Spatial annotation records
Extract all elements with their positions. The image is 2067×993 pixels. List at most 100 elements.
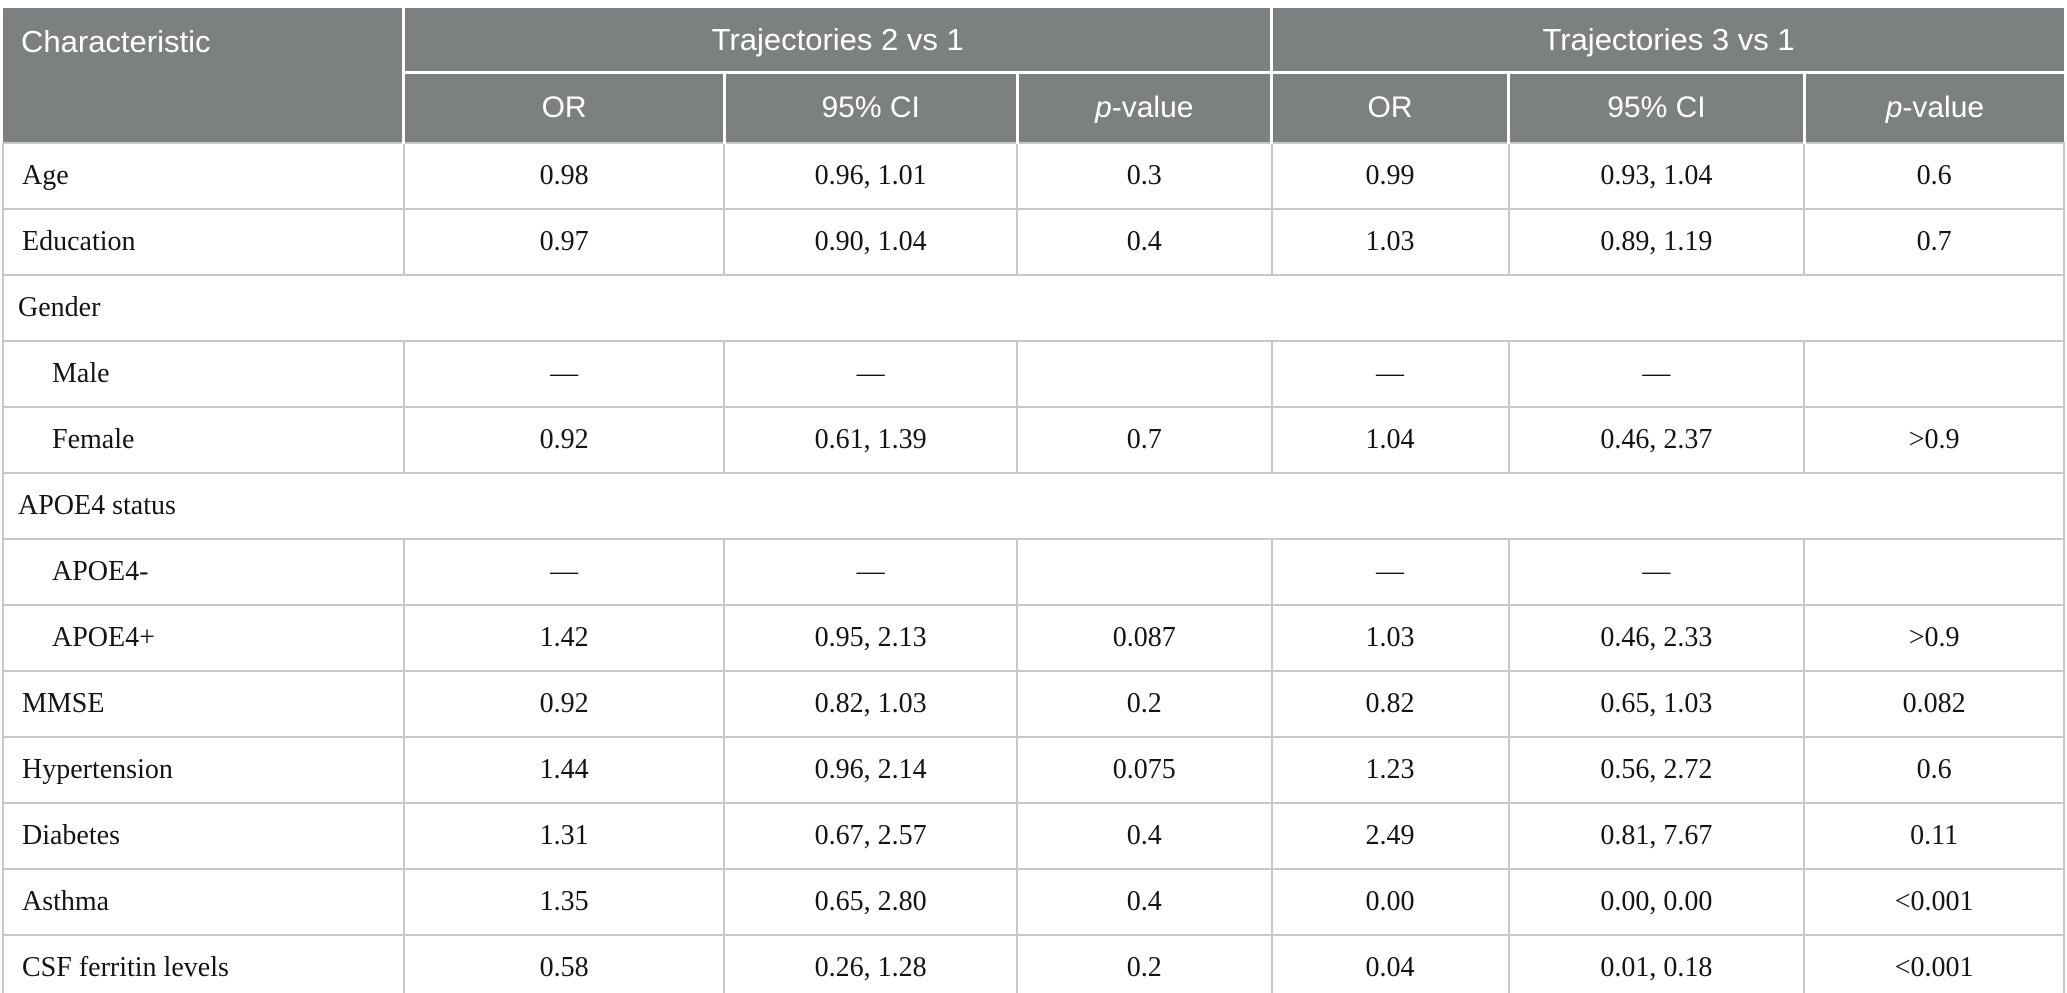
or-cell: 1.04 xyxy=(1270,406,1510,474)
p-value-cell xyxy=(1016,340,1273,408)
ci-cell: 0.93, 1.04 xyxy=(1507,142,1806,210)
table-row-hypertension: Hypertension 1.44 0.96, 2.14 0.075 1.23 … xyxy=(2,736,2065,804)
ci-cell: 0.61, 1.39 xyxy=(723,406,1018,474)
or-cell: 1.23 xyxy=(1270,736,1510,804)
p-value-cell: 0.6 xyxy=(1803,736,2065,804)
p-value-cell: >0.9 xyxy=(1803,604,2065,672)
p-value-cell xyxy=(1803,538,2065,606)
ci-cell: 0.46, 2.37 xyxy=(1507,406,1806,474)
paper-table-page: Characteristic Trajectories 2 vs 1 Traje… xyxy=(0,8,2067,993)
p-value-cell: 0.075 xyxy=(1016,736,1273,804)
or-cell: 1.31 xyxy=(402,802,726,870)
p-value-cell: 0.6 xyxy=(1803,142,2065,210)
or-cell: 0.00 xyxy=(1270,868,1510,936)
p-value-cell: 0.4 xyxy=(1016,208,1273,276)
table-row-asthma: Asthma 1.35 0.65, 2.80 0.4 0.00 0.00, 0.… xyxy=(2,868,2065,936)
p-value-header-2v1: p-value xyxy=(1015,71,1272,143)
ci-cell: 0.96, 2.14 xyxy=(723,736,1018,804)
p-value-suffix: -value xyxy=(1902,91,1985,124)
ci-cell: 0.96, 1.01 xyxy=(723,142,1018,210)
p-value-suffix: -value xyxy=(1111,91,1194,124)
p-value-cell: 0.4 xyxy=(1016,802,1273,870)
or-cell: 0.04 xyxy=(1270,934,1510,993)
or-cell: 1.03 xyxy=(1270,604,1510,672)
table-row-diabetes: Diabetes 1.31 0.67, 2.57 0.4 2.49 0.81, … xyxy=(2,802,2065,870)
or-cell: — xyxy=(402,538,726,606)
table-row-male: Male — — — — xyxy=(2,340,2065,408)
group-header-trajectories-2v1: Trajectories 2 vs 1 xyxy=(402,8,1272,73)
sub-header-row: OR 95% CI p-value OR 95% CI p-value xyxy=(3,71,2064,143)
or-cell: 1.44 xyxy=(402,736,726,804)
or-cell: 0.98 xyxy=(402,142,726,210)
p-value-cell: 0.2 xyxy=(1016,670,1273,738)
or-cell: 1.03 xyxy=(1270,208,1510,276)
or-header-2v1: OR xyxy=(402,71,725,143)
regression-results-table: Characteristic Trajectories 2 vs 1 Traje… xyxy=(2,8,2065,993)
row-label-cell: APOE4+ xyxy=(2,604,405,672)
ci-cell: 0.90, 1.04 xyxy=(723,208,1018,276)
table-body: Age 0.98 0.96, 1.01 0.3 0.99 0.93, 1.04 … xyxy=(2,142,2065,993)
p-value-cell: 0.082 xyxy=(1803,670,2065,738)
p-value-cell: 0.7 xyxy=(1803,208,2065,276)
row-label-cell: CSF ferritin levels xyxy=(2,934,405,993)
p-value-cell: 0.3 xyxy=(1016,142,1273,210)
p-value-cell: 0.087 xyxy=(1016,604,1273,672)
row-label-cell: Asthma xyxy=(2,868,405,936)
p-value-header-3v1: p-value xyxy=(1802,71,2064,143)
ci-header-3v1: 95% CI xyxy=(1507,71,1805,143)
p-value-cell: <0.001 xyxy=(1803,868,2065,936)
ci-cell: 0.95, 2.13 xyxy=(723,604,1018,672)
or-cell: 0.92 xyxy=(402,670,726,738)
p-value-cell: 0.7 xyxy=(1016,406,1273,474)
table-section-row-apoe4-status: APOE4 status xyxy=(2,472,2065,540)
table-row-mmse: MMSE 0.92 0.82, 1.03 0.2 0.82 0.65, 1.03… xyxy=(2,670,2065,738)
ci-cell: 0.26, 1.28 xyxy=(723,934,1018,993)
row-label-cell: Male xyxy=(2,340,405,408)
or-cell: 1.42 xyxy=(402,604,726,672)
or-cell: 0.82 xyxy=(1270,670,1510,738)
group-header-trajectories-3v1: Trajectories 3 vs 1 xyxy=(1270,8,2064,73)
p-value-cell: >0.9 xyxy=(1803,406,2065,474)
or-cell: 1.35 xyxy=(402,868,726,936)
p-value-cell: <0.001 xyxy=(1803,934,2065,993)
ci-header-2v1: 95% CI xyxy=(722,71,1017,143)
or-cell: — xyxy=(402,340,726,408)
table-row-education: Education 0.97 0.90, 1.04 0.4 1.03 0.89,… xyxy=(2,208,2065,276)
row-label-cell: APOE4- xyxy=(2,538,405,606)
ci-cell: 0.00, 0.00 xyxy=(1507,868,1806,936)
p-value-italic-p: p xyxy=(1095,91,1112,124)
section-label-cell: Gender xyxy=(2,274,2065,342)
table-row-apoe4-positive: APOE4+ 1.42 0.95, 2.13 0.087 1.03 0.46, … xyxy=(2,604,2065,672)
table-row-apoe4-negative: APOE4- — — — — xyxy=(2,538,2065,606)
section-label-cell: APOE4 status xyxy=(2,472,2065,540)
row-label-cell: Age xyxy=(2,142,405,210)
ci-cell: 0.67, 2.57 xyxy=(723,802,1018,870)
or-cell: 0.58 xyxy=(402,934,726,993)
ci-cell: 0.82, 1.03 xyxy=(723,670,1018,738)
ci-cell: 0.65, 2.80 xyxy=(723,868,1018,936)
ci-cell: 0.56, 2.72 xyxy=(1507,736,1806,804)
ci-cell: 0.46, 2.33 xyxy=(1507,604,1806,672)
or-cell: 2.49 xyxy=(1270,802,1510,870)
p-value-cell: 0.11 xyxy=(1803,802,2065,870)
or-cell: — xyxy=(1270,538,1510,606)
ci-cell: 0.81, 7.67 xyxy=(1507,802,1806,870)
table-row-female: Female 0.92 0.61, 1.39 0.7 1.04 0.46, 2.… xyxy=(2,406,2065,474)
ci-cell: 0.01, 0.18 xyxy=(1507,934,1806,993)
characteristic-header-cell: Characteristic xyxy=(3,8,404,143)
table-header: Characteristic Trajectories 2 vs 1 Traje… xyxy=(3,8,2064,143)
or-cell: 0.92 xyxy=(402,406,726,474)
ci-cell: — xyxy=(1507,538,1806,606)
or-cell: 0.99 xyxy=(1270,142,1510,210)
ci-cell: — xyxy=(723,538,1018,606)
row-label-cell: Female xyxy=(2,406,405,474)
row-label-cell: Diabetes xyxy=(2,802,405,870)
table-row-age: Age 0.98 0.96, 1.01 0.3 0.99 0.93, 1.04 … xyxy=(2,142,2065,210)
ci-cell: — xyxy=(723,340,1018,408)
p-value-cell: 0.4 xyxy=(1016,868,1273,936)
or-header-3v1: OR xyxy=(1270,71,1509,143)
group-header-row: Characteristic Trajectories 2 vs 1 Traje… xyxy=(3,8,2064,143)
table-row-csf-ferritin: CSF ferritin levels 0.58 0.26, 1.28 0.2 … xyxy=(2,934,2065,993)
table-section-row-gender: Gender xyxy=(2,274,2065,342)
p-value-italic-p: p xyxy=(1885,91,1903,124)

==

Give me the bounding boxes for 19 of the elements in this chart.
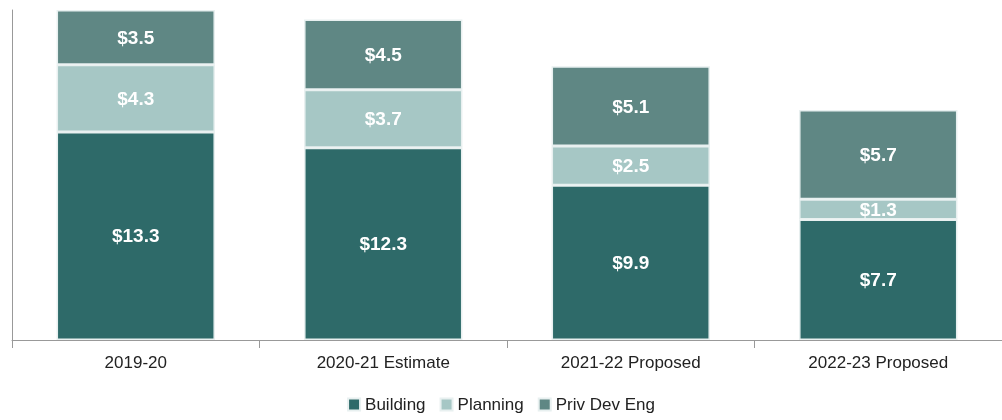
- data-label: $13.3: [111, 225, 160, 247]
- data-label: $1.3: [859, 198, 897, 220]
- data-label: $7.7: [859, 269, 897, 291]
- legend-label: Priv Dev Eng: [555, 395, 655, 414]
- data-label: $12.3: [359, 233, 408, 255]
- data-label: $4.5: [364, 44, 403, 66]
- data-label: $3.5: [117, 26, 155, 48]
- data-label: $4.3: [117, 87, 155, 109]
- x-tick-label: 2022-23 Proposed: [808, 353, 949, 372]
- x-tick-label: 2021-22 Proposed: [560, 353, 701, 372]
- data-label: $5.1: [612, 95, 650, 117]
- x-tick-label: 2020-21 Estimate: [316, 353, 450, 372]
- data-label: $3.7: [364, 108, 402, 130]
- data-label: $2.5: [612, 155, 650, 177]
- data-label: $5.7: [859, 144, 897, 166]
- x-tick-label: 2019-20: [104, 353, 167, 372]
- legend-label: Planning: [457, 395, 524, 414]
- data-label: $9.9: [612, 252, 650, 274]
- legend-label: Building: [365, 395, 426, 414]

§ **GIVEN INSTRUCTION**
Copy out everything from the line containing "- data-label: $13.3: [111, 225, 160, 247]" down to the line containing "- legend-label: Building: [365, 395, 426, 414]", swapping "Proposed" for "Planned" and changing nothing else.

§ **ANSWER IN FULL**
- data-label: $13.3: [111, 225, 160, 247]
- data-label: $1.3: [859, 198, 897, 220]
- data-label: $7.7: [859, 269, 897, 291]
- legend-label: Priv Dev Eng: [555, 395, 655, 414]
- data-label: $12.3: [359, 233, 408, 255]
- data-label: $4.5: [364, 44, 403, 66]
- data-label: $3.5: [117, 26, 155, 48]
- data-label: $4.3: [117, 87, 155, 109]
- x-tick-label: 2022-23 Planned: [808, 353, 949, 372]
- x-tick-label: 2021-22 Planned: [560, 353, 701, 372]
- data-label: $5.1: [612, 95, 650, 117]
- x-tick-label: 2020-21 Estimate: [316, 353, 450, 372]
- data-label: $3.7: [364, 108, 402, 130]
- data-label: $2.5: [612, 155, 650, 177]
- data-label: $5.7: [859, 144, 897, 166]
- x-tick-label: 2019-20: [104, 353, 167, 372]
- legend-label: Planning: [457, 395, 524, 414]
- data-label: $9.9: [612, 252, 650, 274]
- legend-label: Building: [365, 395, 426, 414]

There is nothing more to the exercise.